▶ _Exercise aim_
Below are some records. How many of their lines contain the string "with"? Give the number only.

____________________

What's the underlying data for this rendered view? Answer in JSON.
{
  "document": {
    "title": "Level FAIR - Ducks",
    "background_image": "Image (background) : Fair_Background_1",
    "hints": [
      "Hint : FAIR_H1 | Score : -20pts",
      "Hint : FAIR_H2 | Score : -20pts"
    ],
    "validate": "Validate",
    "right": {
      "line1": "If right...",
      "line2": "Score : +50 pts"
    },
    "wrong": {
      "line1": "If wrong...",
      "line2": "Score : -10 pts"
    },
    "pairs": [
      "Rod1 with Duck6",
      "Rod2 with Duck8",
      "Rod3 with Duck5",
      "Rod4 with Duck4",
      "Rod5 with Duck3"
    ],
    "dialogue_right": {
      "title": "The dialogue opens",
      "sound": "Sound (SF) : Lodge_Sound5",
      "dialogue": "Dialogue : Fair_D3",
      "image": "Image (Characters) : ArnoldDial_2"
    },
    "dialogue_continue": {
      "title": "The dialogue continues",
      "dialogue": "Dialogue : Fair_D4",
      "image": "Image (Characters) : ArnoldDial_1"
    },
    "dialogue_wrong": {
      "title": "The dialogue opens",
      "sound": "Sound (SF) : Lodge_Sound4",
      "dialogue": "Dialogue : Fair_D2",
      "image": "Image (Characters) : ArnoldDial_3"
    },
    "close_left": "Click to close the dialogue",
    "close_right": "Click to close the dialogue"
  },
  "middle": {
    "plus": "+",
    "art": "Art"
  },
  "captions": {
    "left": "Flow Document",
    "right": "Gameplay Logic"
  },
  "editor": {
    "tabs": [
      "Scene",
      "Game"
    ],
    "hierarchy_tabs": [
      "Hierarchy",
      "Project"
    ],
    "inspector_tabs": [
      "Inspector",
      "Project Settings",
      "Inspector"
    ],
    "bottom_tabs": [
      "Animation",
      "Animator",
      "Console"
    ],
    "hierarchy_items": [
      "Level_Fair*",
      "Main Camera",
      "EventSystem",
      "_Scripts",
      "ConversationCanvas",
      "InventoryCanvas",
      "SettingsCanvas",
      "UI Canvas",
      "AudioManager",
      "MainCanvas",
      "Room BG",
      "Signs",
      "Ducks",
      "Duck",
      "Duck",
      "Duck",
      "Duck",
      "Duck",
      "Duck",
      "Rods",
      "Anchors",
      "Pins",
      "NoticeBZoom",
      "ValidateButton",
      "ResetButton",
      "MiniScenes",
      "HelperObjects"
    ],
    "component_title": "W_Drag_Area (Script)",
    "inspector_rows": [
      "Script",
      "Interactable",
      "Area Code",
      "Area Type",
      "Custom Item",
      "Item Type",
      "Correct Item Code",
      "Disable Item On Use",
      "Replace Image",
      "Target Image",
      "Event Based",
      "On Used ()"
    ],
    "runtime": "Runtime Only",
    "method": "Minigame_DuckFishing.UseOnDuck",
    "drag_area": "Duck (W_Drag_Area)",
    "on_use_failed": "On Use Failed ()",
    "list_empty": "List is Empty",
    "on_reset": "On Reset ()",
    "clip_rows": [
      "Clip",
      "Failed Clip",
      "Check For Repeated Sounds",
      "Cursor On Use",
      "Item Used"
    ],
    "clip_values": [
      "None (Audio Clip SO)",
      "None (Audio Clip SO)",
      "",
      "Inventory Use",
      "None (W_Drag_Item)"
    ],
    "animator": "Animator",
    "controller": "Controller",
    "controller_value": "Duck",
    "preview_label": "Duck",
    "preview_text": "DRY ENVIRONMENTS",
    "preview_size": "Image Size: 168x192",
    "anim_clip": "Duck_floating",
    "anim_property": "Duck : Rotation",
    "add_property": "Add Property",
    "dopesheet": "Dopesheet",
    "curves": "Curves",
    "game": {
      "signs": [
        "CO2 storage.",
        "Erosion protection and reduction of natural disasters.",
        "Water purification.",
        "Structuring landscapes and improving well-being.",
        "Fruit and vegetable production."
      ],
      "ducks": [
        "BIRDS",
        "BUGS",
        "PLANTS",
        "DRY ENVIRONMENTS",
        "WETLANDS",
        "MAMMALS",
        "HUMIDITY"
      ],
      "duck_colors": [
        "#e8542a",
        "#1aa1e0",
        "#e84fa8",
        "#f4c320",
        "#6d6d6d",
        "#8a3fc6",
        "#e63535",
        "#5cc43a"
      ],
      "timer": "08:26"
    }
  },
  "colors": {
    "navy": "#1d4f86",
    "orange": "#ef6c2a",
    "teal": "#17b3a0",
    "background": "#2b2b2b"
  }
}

____________________

▶ _Reply_
5